EXERCISE:
How many lines of the data hold the word "structured"? State the number and nothing else.

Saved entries
=======

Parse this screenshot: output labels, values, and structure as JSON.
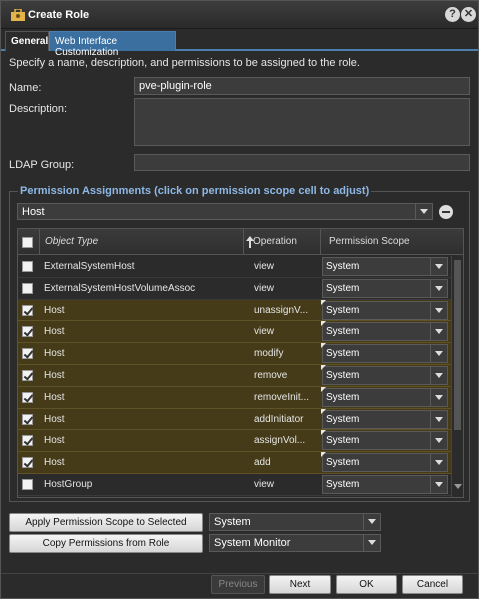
{
  "window": {
    "title": "Create Role",
    "help_glyph": "?",
    "close_glyph": "✕"
  },
  "tabs": [
    {
      "label": "General"
    },
    {
      "label": "Web Interface Customization"
    }
  ],
  "intro": "Specify a name, description, and permissions to be assigned to the role.",
  "form": {
    "name_label": "Name:",
    "name_value": "pve-plugin-role",
    "description_label": "Description:",
    "description_value": "",
    "ldap_label": "LDAP Group:",
    "ldap_value": ""
  },
  "permissions": {
    "title": "Permission Assignments (click on permission scope cell to adjust)",
    "filter_value": "Host",
    "columns": {
      "object_type": "Object Type",
      "operation": "Operation",
      "scope": "Permission Scope"
    },
    "rows": [
      {
        "checked": false,
        "type": "ExternalSystemHost",
        "op": "view",
        "scope": "System",
        "dirty": false
      },
      {
        "checked": false,
        "type": "ExternalSystemHostVolumeAssoc",
        "op": "view",
        "scope": "System",
        "dirty": false
      },
      {
        "checked": true,
        "type": "Host",
        "op": "unassignV...",
        "scope": "System",
        "dirty": true
      },
      {
        "checked": true,
        "type": "Host",
        "op": "view",
        "scope": "System",
        "dirty": true
      },
      {
        "checked": true,
        "type": "Host",
        "op": "modify",
        "scope": "System",
        "dirty": true
      },
      {
        "checked": true,
        "type": "Host",
        "op": "remove",
        "scope": "System",
        "dirty": true
      },
      {
        "checked": true,
        "type": "Host",
        "op": "removeInit...",
        "scope": "System",
        "dirty": true
      },
      {
        "checked": true,
        "type": "Host",
        "op": "addInitiator",
        "scope": "System",
        "dirty": true
      },
      {
        "checked": true,
        "type": "Host",
        "op": "assignVol...",
        "scope": "System",
        "dirty": true
      },
      {
        "checked": true,
        "type": "Host",
        "op": "add",
        "scope": "System",
        "dirty": true
      },
      {
        "checked": false,
        "type": "HostGroup",
        "op": "view",
        "scope": "System",
        "dirty": false
      }
    ]
  },
  "actions": {
    "apply_scope_label": "Apply Permission Scope to Selected",
    "apply_scope_value": "System",
    "copy_label": "Copy Permissions from Role",
    "copy_value": "System Monitor"
  },
  "footer": {
    "previous": "Previous",
    "next": "Next",
    "ok": "OK",
    "cancel": "Cancel"
  },
  "colors": {
    "accent": "#3a6f9f",
    "selected_row": "#453b19",
    "section_title": "#8db8e6"
  }
}
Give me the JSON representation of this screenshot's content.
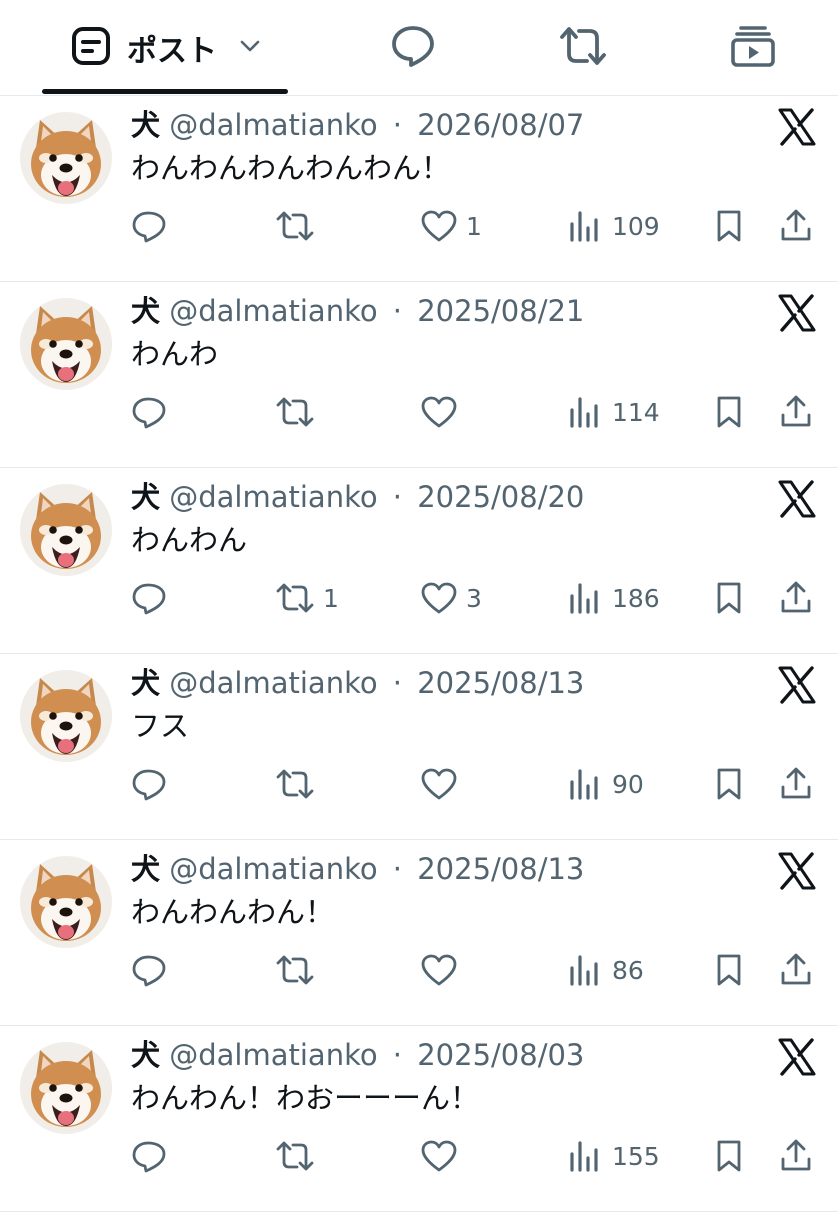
{
  "tabs": {
    "posts_label": "ポスト"
  },
  "posts": [
    {
      "name": "犬",
      "handle": "@dalmatianko",
      "sep": "·",
      "date": "2026/08/07",
      "text": "わんわんわんわんわん！",
      "reposts": "",
      "likes": "1",
      "views": "109"
    },
    {
      "name": "犬",
      "handle": "@dalmatianko",
      "sep": "·",
      "date": "2025/08/21",
      "text": "わんわ",
      "reposts": "",
      "likes": "",
      "views": "114"
    },
    {
      "name": "犬",
      "handle": "@dalmatianko",
      "sep": "·",
      "date": "2025/08/20",
      "text": "わんわん",
      "reposts": "1",
      "likes": "3",
      "views": "186"
    },
    {
      "name": "犬",
      "handle": "@dalmatianko",
      "sep": "·",
      "date": "2025/08/13",
      "text": "フス",
      "reposts": "",
      "likes": "",
      "views": "90"
    },
    {
      "name": "犬",
      "handle": "@dalmatianko",
      "sep": "·",
      "date": "2025/08/13",
      "text": "わんわんわん！",
      "reposts": "",
      "likes": "",
      "views": "86"
    },
    {
      "name": "犬",
      "handle": "@dalmatianko",
      "sep": "·",
      "date": "2025/08/03",
      "text": "わんわん！わおーーーん！",
      "reposts": "",
      "likes": "",
      "views": "155"
    }
  ],
  "icons": {
    "tab_posts": "list-box-icon",
    "tab_dropdown": "chevron-down-icon",
    "tab_replies": "speech-bubble-icon",
    "tab_reposts": "repost-icon",
    "tab_media": "video-stack-icon",
    "reply": "reply-icon",
    "repost": "repost-icon",
    "like": "heart-icon",
    "views": "views-bar-chart-icon",
    "bookmark": "bookmark-icon",
    "share": "share-icon",
    "source": "x-logo-icon",
    "avatar": "shiba-inu-avatar"
  },
  "colors": {
    "text_primary": "#0f1419",
    "text_secondary": "#536471",
    "divider": "#e6e9ec",
    "background": "#ffffff"
  }
}
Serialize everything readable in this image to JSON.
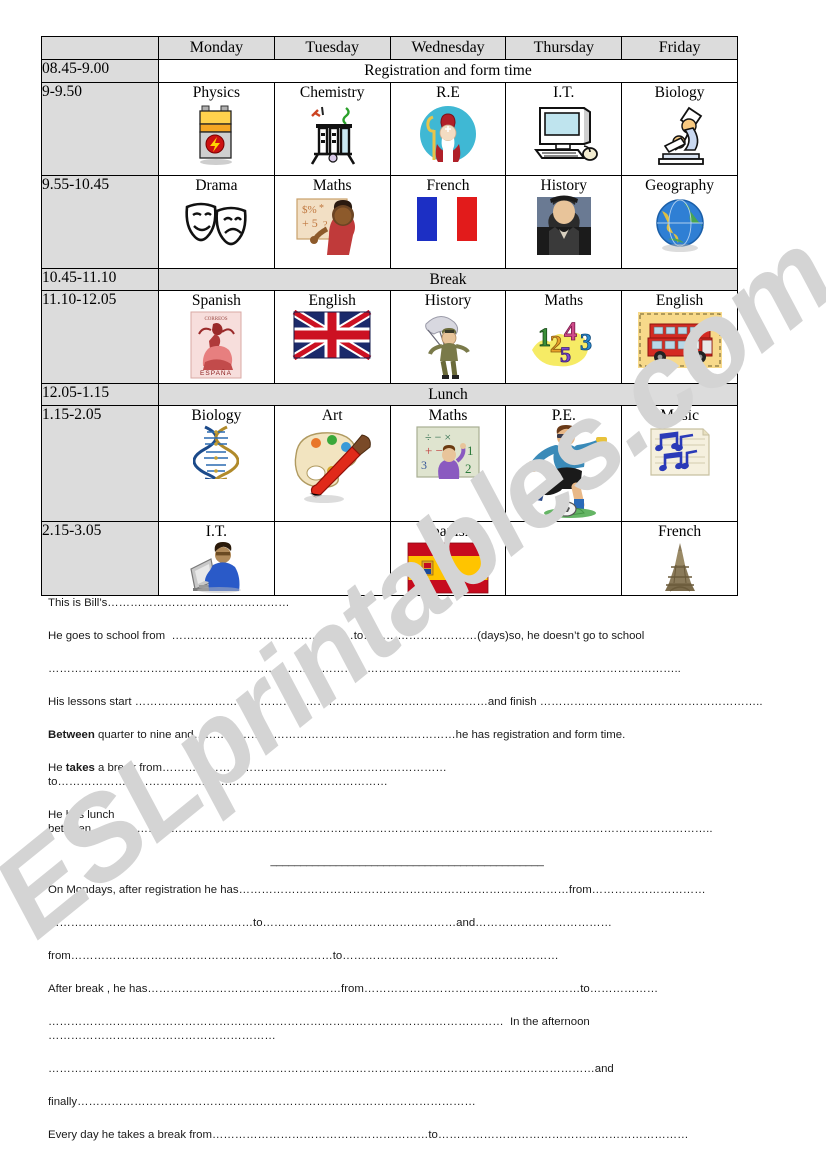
{
  "watermark": {
    "text": "ESLprintables.com"
  },
  "timetable": {
    "corner_label": "",
    "days": [
      "Monday",
      "Tuesday",
      "Wednesday",
      "Thursday",
      "Friday"
    ],
    "rows": [
      {
        "time": "08.45-9.00",
        "type": "wide",
        "label": "Registration and form time",
        "shaded": false
      },
      {
        "time": "9-9.50",
        "type": "lessons",
        "cells": [
          {
            "subject": "Physics",
            "icon": "battery-icon"
          },
          {
            "subject": "Chemistry",
            "icon": "test-tubes-icon"
          },
          {
            "subject": "R.E",
            "icon": "bishop-icon"
          },
          {
            "subject": "I.T.",
            "icon": "computer-icon"
          },
          {
            "subject": "Biology",
            "icon": "microscope-icon"
          }
        ]
      },
      {
        "time": "9.55-10.45",
        "type": "lessons",
        "cells": [
          {
            "subject": "Drama",
            "icon": "theatre-masks-icon"
          },
          {
            "subject": "Maths",
            "icon": "teacher-board-icon"
          },
          {
            "subject": "French",
            "icon": "french-flag-icon"
          },
          {
            "subject": "History",
            "icon": "portrait-icon"
          },
          {
            "subject": "Geography",
            "icon": "globe-icon"
          }
        ]
      },
      {
        "time": "10.45-11.10",
        "type": "wide",
        "label": "Break",
        "shaded": true
      },
      {
        "time": "11.10-12.05",
        "type": "lessons",
        "cells": [
          {
            "subject": "Spanish",
            "icon": "flamenco-stamp-icon"
          },
          {
            "subject": "English",
            "icon": "union-jack-icon"
          },
          {
            "subject": "History",
            "icon": "parachute-soldier-icon"
          },
          {
            "subject": "Maths",
            "icon": "numbers-icon"
          },
          {
            "subject": "English",
            "icon": "london-bus-icon"
          }
        ]
      },
      {
        "time": "12.05-1.15",
        "type": "wide",
        "label": "Lunch",
        "shaded": true
      },
      {
        "time": "1.15-2.05",
        "type": "lessons",
        "cells": [
          {
            "subject": "Biology",
            "icon": "dna-icon"
          },
          {
            "subject": "Art",
            "icon": "palette-icon"
          },
          {
            "subject": "Maths",
            "icon": "maths-board-icon"
          },
          {
            "subject": "P.E.",
            "icon": "footballer-icon"
          },
          {
            "subject": "Music",
            "icon": "music-notes-icon"
          }
        ]
      },
      {
        "time": "2.15-3.05",
        "type": "lessons",
        "cells": [
          {
            "subject": "I.T.",
            "icon": "person-computer-icon"
          },
          {
            "subject": "",
            "icon": ""
          },
          {
            "subject": "Spanish",
            "icon": "spanish-flag-icon"
          },
          {
            "subject": "",
            "icon": ""
          },
          {
            "subject": "French",
            "icon": "eiffel-tower-icon"
          }
        ]
      }
    ]
  },
  "exercise": {
    "line1": "This is Bill’s…………………………………………",
    "line2": "He goes to school from  …………………………………………to…………………………(days)so, he doesn’t go to school",
    "line3": "…………………………………………………………………………………………………………………………………………………..",
    "line4": "His lessons start …………………………………………………………………………………and finish …………………………………………………..",
    "line5_bold": "Between",
    "line5_rest": " quarter to nine and……………………………………………………………he has registration and form time.",
    "line6_a": "He ",
    "line6_bold": "takes",
    "line6_rest": " a break from…………………………………………………………………to……………………………………………………………………………",
    "line7": "He has lunch between………………………………………………………………………………………………………………………………………………..",
    "divider": "______________________________________________",
    "line8": "On Mondays, after registration he has……………………………………………………………………………from…………………………",
    "line9": "………………………………………………to……………………………………………and………………………………",
    "line10": "from……………………………………………………………to…………………………………………………",
    "line11": "After break , he has……………………………………………from…………………………………………………to………………",
    "line12": "…………………………………………………………………………………………………………  In the afternoon ……………………………………………………",
    "line13": "………………………………………………………………………………………………………………………………and",
    "line14": "finally……………………………………………………………………………………………",
    "line15": "Every day he takes a break from…………………………………………………to…………………………………………………………"
  }
}
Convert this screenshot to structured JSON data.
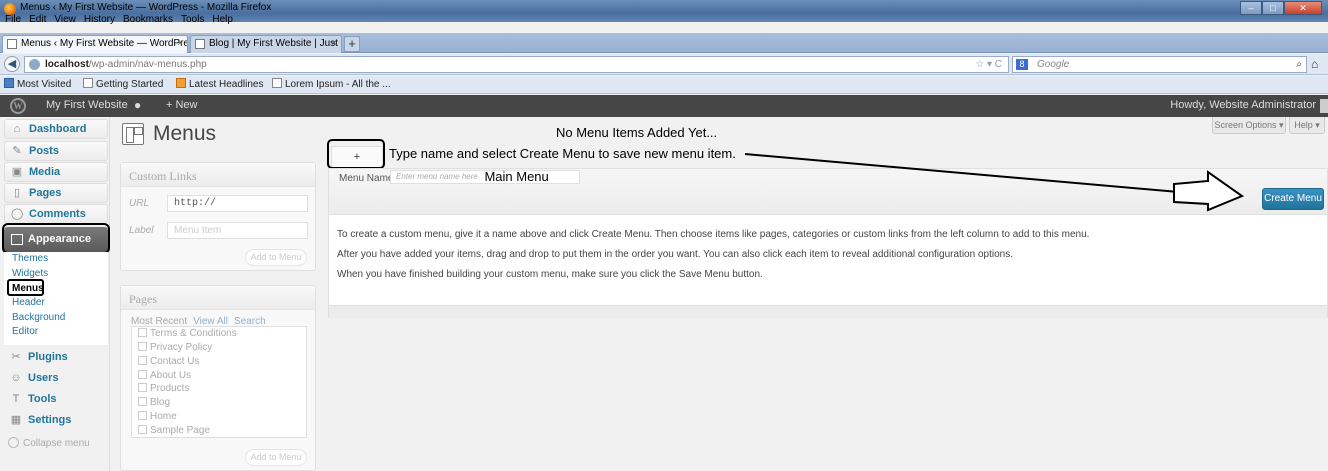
{
  "browser": {
    "window_title": "Menus ‹ My First Website — WordPress - Mozilla Firefox",
    "menu": [
      "File",
      "Edit",
      "View",
      "History",
      "Bookmarks",
      "Tools",
      "Help"
    ],
    "tabs": [
      {
        "label": "Menus ‹ My First Website — WordPress",
        "active": true
      },
      {
        "label": "Blog | My First Website | Just another ...",
        "active": false
      }
    ],
    "new_tab": "+",
    "back_icon": "back-arrow-icon",
    "url_host": "localhost",
    "url_path": "/wp-admin/nav-menus.php",
    "search_engine_badge": "8",
    "search_placeholder": "Google",
    "bookmarks": [
      "Most Visited",
      "Getting Started",
      "Latest Headlines",
      "Lorem Ipsum - All the ..."
    ]
  },
  "admin_bar": {
    "site_name": "My First Website",
    "new_label": "New",
    "howdy": "Howdy, Website Administrator"
  },
  "sidebar": {
    "items": [
      {
        "label": "Dashboard",
        "icon": "dashboard-icon"
      },
      {
        "label": "Posts",
        "icon": "pin-icon"
      },
      {
        "label": "Media",
        "icon": "media-icon"
      },
      {
        "label": "Pages",
        "icon": "page-icon"
      },
      {
        "label": "Comments",
        "icon": "comment-icon"
      },
      {
        "label": "Appearance",
        "icon": "appearance-icon"
      },
      {
        "label": "Plugins",
        "icon": "plugin-icon"
      },
      {
        "label": "Users",
        "icon": "users-icon"
      },
      {
        "label": "Tools",
        "icon": "tools-icon"
      },
      {
        "label": "Settings",
        "icon": "settings-icon"
      }
    ],
    "appearance_sub": [
      "Themes",
      "Widgets",
      "Menus",
      "Header",
      "Background",
      "Editor"
    ],
    "collapse": "Collapse menu"
  },
  "page": {
    "title": "Menus",
    "screen_options": "Screen Options",
    "help": "Help"
  },
  "custom_links": {
    "title": "Custom Links",
    "url_label": "URL",
    "url_value": "http://",
    "label_label": "Label",
    "label_placeholder": "Menu Item",
    "add_button": "Add to Menu"
  },
  "pages_box": {
    "title": "Pages",
    "tab_recent": "Most Recent",
    "tab_all": "View All",
    "tab_search": "Search",
    "items": [
      "Terms & Conditions",
      "Privacy Policy",
      "Contact Us",
      "About Us",
      "Products",
      "Blog",
      "Home",
      "Sample Page"
    ],
    "add_button": "Add to Menu"
  },
  "menu_editor": {
    "no_items_title": "No Menu Items Added Yet...",
    "plus_tab": "+",
    "annotation": "Type name and select Create Menu to save new menu item.",
    "menu_name_label": "Menu Name",
    "menu_name_placeholder": "Enter menu name here",
    "menu_name_value": "Main Menu",
    "create_button": "Create Menu",
    "instructions": [
      "To create a custom menu, give it a name above and click Create Menu. Then choose items like pages, categories or custom links from the left column to add to this menu.",
      "After you have added your items, drag and drop to put them in the order you want. You can also click each item to reveal additional configuration options.",
      "When you have finished building your custom menu, make sure you click the Save Menu button."
    ]
  },
  "colors": {
    "link_blue": "#21759b",
    "admin_bar": "#464646",
    "primary_button": "#21759b"
  }
}
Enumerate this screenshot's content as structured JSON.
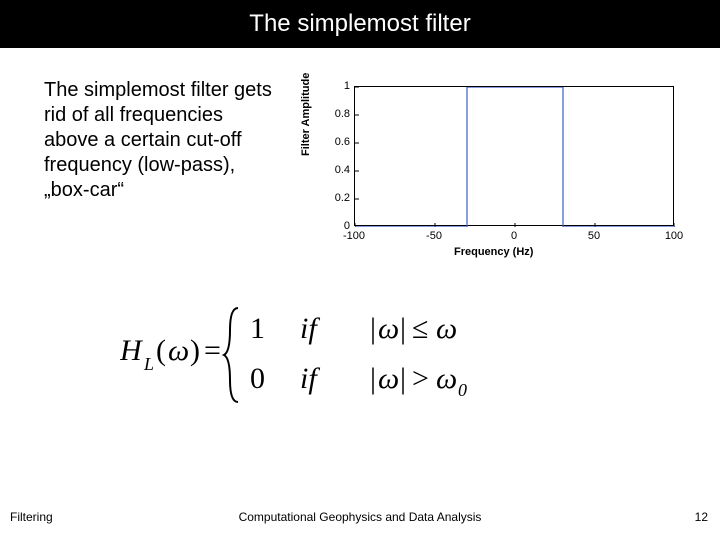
{
  "title": "The simplemost filter",
  "paragraph": "The simplemost filter gets rid of all frequencies above a certain cut-off frequency (low-pass), „box-car“",
  "chart_data": {
    "type": "line",
    "title": "",
    "xlabel": "Frequency (Hz)",
    "ylabel": "Filter Amplitude",
    "xlim": [
      -100,
      100
    ],
    "ylim": [
      0,
      1
    ],
    "xticks": [
      -100,
      -50,
      0,
      50,
      100
    ],
    "yticks": [
      0,
      0.2,
      0.4,
      0.6,
      0.8,
      1
    ],
    "series": [
      {
        "name": "boxcar",
        "x": [
          -100,
          -30,
          -30,
          30,
          30,
          100
        ],
        "y": [
          0,
          0,
          1,
          1,
          0,
          0
        ]
      }
    ]
  },
  "formula": {
    "lhs": "H",
    "lhs_sub": "L",
    "arg": "ω",
    "row1_val": "1",
    "row1_if": "if",
    "row1_cond_abs": "ω",
    "row1_cond_op": "≤",
    "row1_cond_rhs": "ω",
    "row2_val": "0",
    "row2_if": "if",
    "row2_cond_abs": "ω",
    "row2_cond_op": ">",
    "row2_cond_rhs": "ω",
    "row2_cond_rhs_sub": "0"
  },
  "footer": {
    "left": "Filtering",
    "center": "Computational Geophysics and Data Analysis",
    "right": "12"
  }
}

=======

SOLUTION TO THIS TASK:
2